## Start Data rows
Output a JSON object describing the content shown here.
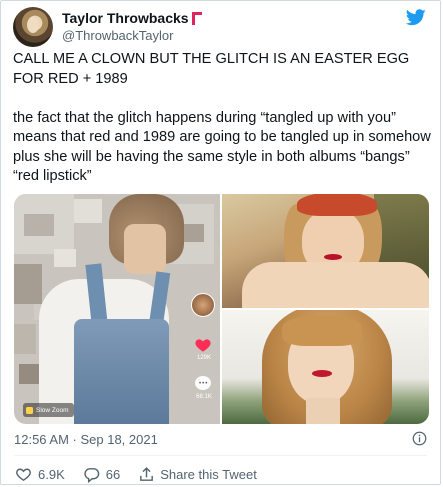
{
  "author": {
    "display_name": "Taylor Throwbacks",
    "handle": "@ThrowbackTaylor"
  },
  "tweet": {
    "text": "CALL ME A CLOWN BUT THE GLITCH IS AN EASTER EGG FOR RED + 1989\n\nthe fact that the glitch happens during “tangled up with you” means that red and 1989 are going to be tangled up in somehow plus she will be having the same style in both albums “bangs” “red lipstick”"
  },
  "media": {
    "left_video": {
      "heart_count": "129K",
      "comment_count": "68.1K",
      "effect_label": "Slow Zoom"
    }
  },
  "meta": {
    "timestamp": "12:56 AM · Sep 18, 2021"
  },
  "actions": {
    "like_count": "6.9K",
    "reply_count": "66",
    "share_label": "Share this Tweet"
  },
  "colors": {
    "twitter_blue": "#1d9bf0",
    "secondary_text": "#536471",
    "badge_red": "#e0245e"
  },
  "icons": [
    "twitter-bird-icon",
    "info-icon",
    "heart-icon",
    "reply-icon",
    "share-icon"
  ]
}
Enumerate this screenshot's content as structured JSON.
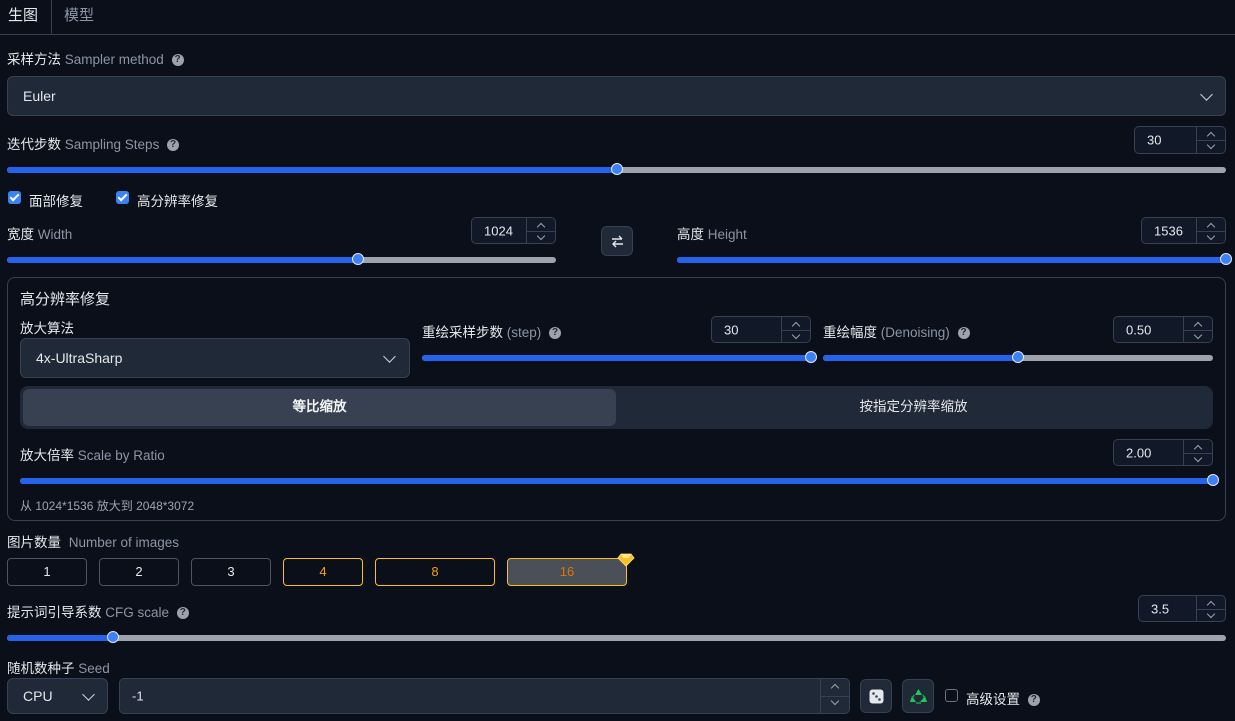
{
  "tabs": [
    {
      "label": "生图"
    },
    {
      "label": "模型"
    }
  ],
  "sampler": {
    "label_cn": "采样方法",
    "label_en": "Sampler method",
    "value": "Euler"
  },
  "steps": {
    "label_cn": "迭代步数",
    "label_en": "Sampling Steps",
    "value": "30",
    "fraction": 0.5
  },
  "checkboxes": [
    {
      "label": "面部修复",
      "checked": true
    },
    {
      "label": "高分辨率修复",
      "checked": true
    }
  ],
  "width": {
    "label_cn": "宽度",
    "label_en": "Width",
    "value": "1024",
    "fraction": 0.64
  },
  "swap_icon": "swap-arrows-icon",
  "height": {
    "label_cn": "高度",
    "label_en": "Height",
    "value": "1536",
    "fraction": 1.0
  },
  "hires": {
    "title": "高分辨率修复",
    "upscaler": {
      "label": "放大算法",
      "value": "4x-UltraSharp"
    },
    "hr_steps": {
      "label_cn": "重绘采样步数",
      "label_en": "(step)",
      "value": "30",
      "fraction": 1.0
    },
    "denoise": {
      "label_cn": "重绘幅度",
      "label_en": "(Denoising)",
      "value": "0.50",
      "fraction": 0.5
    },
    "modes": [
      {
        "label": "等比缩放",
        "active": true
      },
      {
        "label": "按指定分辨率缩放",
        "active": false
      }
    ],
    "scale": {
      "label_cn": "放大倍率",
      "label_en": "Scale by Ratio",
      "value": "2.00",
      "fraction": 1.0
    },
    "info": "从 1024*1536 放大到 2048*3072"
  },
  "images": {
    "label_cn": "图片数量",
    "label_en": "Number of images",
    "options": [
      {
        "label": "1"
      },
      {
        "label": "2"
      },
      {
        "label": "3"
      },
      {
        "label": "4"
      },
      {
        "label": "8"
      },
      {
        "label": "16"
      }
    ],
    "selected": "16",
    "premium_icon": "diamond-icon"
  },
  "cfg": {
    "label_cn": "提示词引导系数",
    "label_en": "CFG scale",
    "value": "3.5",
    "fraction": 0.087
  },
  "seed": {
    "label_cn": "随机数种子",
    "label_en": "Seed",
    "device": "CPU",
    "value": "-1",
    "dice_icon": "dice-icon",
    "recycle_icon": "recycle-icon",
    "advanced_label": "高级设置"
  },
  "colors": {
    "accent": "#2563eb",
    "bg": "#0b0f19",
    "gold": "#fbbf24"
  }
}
## End Data rows
Goal:
Except for the pictures, give all the material above again verbatim.

Task answer:
Output a JSON object describing the content shown here.
{
  "author": {
    "display_name": "Taylor Throwbacks",
    "handle": "@ThrowbackTaylor"
  },
  "tweet": {
    "text": "CALL ME A CLOWN BUT THE GLITCH IS AN EASTER EGG FOR RED + 1989\n\nthe fact that the glitch happens during “tangled up with you” means that red and 1989 are going to be tangled up in somehow plus she will be having the same style in both albums “bangs” “red lipstick”"
  },
  "media": {
    "left_video": {
      "heart_count": "129K",
      "comment_count": "68.1K",
      "effect_label": "Slow Zoom"
    }
  },
  "meta": {
    "timestamp": "12:56 AM · Sep 18, 2021"
  },
  "actions": {
    "like_count": "6.9K",
    "reply_count": "66",
    "share_label": "Share this Tweet"
  },
  "colors": {
    "twitter_blue": "#1d9bf0",
    "secondary_text": "#536471",
    "badge_red": "#e0245e"
  },
  "icons": [
    "twitter-bird-icon",
    "info-icon",
    "heart-icon",
    "reply-icon",
    "share-icon"
  ]
}
Enumerate this screenshot's content as structured JSON.
{
  "tabs": [
    {
      "label": "生图"
    },
    {
      "label": "模型"
    }
  ],
  "sampler": {
    "label_cn": "采样方法",
    "label_en": "Sampler method",
    "value": "Euler"
  },
  "steps": {
    "label_cn": "迭代步数",
    "label_en": "Sampling Steps",
    "value": "30",
    "fraction": 0.5
  },
  "checkboxes": [
    {
      "label": "面部修复",
      "checked": true
    },
    {
      "label": "高分辨率修复",
      "checked": true
    }
  ],
  "width": {
    "label_cn": "宽度",
    "label_en": "Width",
    "value": "1024",
    "fraction": 0.64
  },
  "swap_icon": "swap-arrows-icon",
  "height": {
    "label_cn": "高度",
    "label_en": "Height",
    "value": "1536",
    "fraction": 1.0
  },
  "hires": {
    "title": "高分辨率修复",
    "upscaler": {
      "label": "放大算法",
      "value": "4x-UltraSharp"
    },
    "hr_steps": {
      "label_cn": "重绘采样步数",
      "label_en": "(step)",
      "value": "30",
      "fraction": 1.0
    },
    "denoise": {
      "label_cn": "重绘幅度",
      "label_en": "(Denoising)",
      "value": "0.50",
      "fraction": 0.5
    },
    "modes": [
      {
        "label": "等比缩放",
        "active": true
      },
      {
        "label": "按指定分辨率缩放",
        "active": false
      }
    ],
    "scale": {
      "label_cn": "放大倍率",
      "label_en": "Scale by Ratio",
      "value": "2.00",
      "fraction": 1.0
    },
    "info": "从 1024*1536 放大到 2048*3072"
  },
  "images": {
    "label_cn": "图片数量",
    "label_en": "Number of images",
    "options": [
      {
        "label": "1"
      },
      {
        "label": "2"
      },
      {
        "label": "3"
      },
      {
        "label": "4"
      },
      {
        "label": "8"
      },
      {
        "label": "16"
      }
    ],
    "selected": "16",
    "premium_icon": "diamond-icon"
  },
  "cfg": {
    "label_cn": "提示词引导系数",
    "label_en": "CFG scale",
    "value": "3.5",
    "fraction": 0.087
  },
  "seed": {
    "label_cn": "随机数种子",
    "label_en": "Seed",
    "device": "CPU",
    "value": "-1",
    "dice_icon": "dice-icon",
    "recycle_icon": "recycle-icon",
    "advanced_label": "高级设置"
  },
  "colors": {
    "accent": "#2563eb",
    "bg": "#0b0f19",
    "gold": "#fbbf24"
  }
}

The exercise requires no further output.